Exercise task → Which lines in the material below contain the word "Heikin"? Copy each of them.

Rows from a dataset:
** START **

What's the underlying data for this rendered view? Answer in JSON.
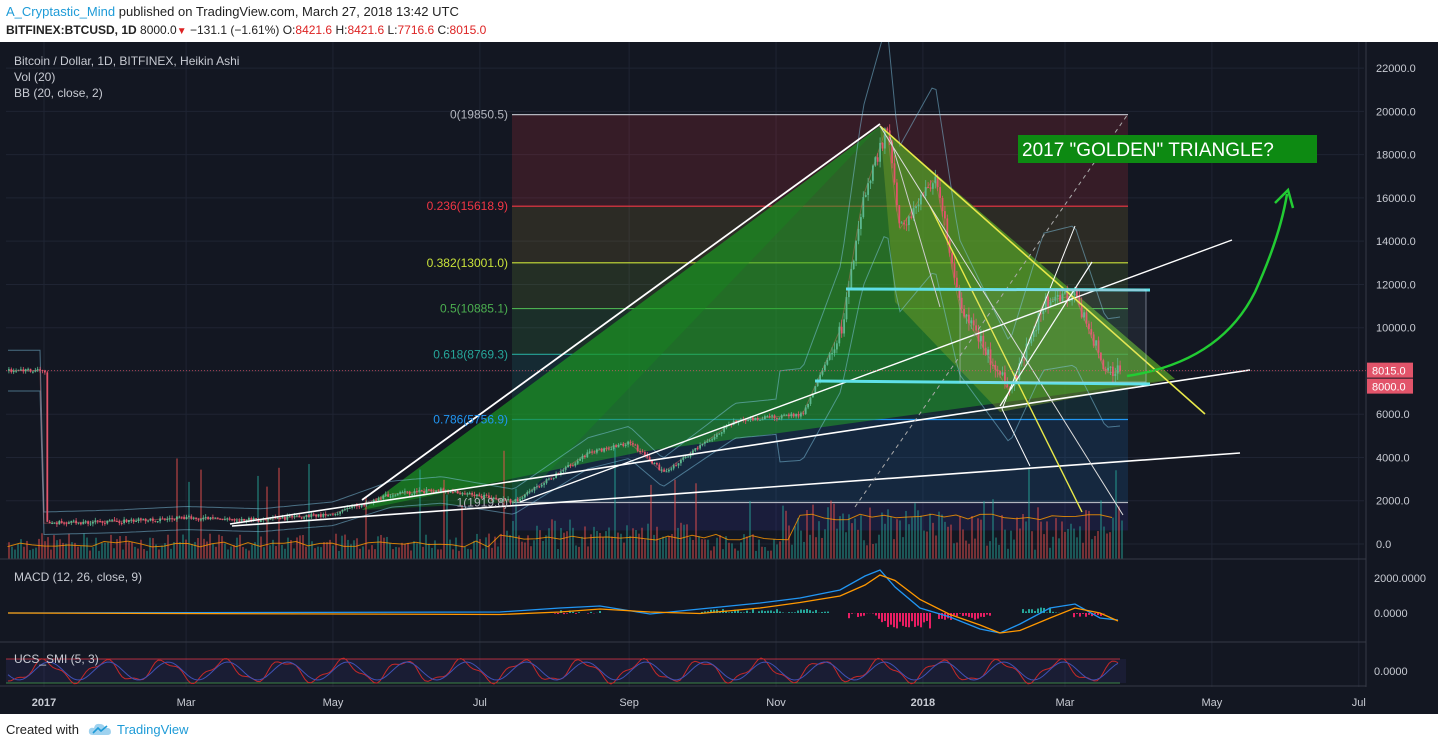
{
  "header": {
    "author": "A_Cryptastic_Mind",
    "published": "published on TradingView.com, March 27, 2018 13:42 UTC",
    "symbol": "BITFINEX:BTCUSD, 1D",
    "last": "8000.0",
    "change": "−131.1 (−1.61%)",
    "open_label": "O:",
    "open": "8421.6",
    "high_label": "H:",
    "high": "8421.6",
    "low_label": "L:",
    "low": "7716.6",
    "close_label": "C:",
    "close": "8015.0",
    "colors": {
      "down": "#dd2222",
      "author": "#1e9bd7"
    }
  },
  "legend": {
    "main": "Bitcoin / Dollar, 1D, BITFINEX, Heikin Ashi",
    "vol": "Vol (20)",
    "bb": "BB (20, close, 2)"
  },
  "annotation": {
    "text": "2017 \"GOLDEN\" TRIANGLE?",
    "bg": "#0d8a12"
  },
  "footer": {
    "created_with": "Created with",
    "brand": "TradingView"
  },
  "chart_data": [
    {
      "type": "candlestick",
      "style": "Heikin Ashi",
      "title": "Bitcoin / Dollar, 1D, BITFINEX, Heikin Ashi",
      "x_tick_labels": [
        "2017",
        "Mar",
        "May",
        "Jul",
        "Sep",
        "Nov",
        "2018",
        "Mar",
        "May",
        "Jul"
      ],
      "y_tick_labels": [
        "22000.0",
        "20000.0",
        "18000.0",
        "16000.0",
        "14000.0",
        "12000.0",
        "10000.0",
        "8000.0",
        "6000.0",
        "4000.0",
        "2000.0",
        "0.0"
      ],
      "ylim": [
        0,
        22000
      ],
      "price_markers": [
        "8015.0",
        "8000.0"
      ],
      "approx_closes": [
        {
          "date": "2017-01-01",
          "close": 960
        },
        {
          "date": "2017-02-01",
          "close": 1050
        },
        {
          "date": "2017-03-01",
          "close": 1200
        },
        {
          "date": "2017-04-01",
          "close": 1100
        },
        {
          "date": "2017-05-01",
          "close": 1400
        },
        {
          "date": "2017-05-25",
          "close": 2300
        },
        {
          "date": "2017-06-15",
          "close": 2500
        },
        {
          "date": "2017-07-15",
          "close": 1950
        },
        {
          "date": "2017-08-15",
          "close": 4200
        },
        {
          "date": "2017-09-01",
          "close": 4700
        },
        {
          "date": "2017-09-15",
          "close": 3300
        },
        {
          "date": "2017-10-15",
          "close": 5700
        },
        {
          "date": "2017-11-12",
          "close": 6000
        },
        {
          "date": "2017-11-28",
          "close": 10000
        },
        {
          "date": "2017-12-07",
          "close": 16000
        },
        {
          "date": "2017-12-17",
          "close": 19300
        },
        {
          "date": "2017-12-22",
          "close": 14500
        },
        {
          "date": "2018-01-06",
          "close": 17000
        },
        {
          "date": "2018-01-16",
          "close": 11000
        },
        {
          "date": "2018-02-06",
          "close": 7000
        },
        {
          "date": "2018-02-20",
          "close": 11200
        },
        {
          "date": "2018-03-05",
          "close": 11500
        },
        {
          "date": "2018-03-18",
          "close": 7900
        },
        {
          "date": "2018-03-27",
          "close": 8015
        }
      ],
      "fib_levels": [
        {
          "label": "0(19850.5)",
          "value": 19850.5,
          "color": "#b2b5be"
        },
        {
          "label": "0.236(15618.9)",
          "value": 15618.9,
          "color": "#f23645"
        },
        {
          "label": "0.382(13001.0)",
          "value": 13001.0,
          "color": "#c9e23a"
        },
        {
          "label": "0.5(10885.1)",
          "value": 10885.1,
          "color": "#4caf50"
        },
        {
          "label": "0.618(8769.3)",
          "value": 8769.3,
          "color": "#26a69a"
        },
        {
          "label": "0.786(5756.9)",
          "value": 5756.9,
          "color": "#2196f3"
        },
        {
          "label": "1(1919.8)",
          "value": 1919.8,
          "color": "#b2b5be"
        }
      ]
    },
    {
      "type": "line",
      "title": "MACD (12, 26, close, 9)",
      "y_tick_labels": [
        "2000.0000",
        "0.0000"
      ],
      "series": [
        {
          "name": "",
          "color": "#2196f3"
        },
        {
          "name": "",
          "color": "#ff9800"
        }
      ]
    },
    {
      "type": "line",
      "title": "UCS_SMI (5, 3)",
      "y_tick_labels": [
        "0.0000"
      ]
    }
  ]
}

** END **

Written solution →
    "main": "Bitcoin / Dollar, 1D, BITFINEX, Heikin Ashi",
      "style": "Heikin Ashi",
      "title": "Bitcoin / Dollar, 1D, BITFINEX, Heikin Ashi",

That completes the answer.